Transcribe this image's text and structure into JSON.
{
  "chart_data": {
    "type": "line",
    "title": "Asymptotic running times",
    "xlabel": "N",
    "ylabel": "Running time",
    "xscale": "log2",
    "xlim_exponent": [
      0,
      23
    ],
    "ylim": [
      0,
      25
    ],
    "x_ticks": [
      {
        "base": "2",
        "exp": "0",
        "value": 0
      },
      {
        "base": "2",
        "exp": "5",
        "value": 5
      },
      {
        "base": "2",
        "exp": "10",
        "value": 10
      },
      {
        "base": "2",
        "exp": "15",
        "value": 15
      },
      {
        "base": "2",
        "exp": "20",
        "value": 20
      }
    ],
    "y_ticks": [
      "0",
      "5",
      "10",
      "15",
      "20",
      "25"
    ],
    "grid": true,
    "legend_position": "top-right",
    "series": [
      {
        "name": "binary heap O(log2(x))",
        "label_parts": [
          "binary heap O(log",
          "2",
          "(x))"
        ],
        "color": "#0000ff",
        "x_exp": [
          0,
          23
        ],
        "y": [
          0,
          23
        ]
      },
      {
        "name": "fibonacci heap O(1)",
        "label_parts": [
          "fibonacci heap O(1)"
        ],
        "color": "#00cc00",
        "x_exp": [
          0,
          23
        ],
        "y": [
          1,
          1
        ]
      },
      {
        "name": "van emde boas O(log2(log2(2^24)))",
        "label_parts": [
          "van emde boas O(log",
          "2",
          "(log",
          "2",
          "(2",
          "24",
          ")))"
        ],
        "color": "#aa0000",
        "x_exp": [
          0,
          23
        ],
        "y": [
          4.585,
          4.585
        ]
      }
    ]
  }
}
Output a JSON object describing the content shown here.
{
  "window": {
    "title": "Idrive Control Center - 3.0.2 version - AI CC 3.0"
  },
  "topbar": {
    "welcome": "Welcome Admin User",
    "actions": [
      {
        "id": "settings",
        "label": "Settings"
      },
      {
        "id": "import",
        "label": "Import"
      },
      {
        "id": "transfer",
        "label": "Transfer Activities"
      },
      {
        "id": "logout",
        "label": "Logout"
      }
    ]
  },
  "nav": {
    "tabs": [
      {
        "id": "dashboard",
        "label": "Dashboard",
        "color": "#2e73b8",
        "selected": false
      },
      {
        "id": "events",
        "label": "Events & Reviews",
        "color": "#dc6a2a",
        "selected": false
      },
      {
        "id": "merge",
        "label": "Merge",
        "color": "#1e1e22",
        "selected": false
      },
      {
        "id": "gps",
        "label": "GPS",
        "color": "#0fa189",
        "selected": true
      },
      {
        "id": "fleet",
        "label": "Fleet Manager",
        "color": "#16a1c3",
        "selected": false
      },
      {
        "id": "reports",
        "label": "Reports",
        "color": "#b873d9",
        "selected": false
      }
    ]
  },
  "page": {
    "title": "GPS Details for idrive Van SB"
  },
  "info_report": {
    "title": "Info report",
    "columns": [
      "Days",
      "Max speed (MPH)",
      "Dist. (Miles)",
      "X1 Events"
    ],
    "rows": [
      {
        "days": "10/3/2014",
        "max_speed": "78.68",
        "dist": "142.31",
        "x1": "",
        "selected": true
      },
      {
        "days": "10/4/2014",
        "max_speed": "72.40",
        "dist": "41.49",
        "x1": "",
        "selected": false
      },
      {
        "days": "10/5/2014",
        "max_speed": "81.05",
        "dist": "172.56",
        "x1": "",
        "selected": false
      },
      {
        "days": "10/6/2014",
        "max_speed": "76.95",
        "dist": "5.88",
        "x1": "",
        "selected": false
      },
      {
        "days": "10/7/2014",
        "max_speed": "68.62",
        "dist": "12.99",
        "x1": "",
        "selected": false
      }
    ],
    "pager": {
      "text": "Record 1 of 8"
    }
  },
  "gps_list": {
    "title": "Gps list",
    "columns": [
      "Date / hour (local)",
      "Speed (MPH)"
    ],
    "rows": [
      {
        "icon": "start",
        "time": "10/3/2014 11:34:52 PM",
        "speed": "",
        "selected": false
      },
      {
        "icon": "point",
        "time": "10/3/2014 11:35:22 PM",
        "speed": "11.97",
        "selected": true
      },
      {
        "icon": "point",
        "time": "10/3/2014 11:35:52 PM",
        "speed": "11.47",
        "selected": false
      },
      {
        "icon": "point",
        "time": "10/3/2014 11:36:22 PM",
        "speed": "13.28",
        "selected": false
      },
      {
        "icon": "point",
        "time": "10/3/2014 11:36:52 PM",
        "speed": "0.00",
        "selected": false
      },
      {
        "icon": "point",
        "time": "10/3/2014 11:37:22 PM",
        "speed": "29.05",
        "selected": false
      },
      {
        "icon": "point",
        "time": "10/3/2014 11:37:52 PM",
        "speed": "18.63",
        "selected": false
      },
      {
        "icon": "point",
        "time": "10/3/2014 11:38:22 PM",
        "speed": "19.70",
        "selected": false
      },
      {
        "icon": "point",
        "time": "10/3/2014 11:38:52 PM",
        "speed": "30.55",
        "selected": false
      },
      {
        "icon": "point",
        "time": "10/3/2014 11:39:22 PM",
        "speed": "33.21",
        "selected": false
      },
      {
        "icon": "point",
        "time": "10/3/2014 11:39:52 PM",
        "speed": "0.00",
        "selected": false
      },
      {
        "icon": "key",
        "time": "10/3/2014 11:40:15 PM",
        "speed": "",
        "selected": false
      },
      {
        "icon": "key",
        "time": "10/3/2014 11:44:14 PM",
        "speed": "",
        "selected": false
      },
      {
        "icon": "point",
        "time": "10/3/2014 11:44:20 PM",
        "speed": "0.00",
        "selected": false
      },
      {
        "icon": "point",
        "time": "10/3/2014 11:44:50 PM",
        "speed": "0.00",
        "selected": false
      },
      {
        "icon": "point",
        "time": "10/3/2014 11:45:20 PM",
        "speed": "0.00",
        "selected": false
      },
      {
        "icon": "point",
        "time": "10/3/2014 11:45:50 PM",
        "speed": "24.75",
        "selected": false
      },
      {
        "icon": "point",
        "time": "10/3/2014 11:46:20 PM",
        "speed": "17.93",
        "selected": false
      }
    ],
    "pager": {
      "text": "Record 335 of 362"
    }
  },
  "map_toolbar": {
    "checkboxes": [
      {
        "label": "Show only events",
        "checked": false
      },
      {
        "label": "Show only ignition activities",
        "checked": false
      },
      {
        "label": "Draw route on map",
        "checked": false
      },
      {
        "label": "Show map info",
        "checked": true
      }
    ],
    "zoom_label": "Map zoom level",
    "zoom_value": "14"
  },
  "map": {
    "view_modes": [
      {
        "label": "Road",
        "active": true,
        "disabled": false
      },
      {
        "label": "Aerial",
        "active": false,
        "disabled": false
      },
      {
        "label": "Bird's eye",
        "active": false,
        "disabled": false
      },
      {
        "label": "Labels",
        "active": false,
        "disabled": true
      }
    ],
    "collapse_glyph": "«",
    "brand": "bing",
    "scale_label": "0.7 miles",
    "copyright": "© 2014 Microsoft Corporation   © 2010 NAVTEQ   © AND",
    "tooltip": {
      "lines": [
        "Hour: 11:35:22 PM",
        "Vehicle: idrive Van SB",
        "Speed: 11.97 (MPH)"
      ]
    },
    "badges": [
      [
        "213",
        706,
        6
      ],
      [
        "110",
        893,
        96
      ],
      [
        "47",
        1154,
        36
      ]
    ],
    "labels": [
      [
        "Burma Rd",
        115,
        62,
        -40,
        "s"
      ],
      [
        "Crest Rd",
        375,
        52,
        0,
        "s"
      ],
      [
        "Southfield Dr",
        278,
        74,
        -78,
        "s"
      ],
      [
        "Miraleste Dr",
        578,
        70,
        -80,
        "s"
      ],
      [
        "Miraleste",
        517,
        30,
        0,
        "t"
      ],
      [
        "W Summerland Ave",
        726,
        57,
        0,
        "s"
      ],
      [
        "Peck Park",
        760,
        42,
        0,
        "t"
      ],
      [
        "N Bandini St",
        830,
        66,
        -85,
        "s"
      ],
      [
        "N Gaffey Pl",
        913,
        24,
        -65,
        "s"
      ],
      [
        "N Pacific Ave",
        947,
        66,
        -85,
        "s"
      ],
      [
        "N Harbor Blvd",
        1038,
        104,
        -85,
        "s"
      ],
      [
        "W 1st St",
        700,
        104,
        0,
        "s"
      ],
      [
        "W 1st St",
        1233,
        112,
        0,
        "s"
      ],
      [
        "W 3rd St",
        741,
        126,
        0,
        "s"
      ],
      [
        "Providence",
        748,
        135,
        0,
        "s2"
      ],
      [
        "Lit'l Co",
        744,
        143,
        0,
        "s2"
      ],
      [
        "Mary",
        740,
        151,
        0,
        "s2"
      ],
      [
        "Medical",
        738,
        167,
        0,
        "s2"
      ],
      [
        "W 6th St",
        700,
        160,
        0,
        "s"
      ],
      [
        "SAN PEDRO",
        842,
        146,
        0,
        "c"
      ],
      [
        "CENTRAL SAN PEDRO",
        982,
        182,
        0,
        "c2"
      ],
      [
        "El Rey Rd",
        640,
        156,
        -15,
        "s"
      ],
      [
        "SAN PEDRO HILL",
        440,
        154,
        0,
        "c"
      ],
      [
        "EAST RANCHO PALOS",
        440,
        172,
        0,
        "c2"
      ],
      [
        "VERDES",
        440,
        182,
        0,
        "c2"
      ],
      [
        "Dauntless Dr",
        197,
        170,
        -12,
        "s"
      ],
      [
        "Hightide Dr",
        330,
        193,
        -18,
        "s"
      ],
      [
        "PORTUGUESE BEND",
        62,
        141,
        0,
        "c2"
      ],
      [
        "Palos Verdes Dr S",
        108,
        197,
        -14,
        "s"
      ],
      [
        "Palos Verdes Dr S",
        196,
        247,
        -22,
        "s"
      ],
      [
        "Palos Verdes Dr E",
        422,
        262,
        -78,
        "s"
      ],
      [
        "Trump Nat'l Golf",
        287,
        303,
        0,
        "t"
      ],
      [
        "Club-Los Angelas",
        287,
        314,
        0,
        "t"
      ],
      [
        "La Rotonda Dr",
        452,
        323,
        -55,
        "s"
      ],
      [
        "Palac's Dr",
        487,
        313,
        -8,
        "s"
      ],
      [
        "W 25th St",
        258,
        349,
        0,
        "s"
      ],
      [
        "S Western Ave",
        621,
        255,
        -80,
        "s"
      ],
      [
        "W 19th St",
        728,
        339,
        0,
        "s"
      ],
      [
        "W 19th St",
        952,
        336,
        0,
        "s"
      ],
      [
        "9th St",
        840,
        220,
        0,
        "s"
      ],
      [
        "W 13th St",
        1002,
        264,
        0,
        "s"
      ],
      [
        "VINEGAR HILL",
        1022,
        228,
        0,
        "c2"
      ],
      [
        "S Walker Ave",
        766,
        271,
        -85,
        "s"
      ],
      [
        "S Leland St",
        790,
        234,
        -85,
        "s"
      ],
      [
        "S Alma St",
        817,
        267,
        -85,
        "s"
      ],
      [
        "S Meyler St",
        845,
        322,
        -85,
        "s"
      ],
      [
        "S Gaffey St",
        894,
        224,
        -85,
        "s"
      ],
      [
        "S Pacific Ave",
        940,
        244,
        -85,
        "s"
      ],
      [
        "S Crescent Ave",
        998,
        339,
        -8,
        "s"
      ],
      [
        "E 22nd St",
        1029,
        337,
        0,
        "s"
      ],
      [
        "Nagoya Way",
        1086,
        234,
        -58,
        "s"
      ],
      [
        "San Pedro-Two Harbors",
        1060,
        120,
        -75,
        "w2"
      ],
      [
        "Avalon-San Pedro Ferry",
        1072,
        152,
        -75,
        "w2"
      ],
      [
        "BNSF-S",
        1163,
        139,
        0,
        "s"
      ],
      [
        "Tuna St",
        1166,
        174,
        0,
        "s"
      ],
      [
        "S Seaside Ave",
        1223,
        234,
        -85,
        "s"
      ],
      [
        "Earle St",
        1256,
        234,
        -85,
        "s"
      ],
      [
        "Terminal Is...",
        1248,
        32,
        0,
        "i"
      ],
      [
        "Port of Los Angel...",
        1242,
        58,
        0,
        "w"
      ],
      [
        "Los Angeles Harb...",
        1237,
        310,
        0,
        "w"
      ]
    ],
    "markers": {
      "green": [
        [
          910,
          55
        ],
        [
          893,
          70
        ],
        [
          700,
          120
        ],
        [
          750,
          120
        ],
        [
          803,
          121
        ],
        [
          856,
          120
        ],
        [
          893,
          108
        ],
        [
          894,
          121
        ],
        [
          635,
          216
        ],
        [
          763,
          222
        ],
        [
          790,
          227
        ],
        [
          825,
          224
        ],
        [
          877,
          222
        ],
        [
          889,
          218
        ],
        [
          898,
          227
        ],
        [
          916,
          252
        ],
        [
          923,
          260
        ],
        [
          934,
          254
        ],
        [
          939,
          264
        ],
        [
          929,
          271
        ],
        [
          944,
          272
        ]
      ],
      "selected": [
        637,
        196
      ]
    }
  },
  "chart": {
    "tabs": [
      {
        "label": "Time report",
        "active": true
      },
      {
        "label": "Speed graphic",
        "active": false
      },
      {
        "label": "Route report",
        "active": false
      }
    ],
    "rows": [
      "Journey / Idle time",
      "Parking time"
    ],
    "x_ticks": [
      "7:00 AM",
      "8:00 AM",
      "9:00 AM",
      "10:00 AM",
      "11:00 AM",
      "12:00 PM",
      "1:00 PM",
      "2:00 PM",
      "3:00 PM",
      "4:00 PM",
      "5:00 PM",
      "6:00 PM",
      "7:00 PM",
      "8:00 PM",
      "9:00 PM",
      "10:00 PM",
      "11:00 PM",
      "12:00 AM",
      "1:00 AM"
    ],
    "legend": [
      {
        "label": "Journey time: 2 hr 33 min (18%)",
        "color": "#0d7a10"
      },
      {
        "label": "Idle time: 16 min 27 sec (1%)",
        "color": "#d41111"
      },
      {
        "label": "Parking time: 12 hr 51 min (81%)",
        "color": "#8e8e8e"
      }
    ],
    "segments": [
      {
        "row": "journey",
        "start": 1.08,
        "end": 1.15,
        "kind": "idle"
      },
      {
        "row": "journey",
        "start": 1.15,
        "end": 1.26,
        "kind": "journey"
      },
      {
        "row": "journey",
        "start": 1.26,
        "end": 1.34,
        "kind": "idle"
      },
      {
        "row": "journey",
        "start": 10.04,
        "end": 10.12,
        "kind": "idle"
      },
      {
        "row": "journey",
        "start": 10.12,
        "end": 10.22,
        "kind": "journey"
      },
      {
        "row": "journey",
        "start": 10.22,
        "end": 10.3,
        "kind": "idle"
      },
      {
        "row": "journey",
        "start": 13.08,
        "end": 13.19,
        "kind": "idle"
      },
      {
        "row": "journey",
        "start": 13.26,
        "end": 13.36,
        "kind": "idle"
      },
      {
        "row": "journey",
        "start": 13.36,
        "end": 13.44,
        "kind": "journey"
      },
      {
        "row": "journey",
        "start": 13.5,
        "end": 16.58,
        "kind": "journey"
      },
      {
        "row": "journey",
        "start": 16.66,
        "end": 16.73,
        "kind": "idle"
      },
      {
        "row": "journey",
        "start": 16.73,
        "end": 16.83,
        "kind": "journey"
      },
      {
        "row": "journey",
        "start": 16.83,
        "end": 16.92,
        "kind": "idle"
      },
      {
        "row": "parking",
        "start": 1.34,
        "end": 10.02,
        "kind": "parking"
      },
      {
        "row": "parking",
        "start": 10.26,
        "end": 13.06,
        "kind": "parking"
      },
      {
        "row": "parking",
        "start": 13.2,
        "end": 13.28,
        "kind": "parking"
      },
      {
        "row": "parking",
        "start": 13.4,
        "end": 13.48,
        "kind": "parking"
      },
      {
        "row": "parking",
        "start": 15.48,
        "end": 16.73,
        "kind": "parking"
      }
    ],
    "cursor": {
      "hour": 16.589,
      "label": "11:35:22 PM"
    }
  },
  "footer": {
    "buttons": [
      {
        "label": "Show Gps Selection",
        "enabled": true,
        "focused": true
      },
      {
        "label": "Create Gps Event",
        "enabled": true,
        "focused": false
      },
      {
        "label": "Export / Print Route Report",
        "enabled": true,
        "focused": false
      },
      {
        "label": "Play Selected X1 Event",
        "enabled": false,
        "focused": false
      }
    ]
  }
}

■ ■ ■ ■ ■

--- AIM ---
For each line in the data above that contains the string "boas", extract the line.

--- SOLUTION ---
        "name": "van emde boas O(log2(log2(2^24)))",
          "van emde boas O(log",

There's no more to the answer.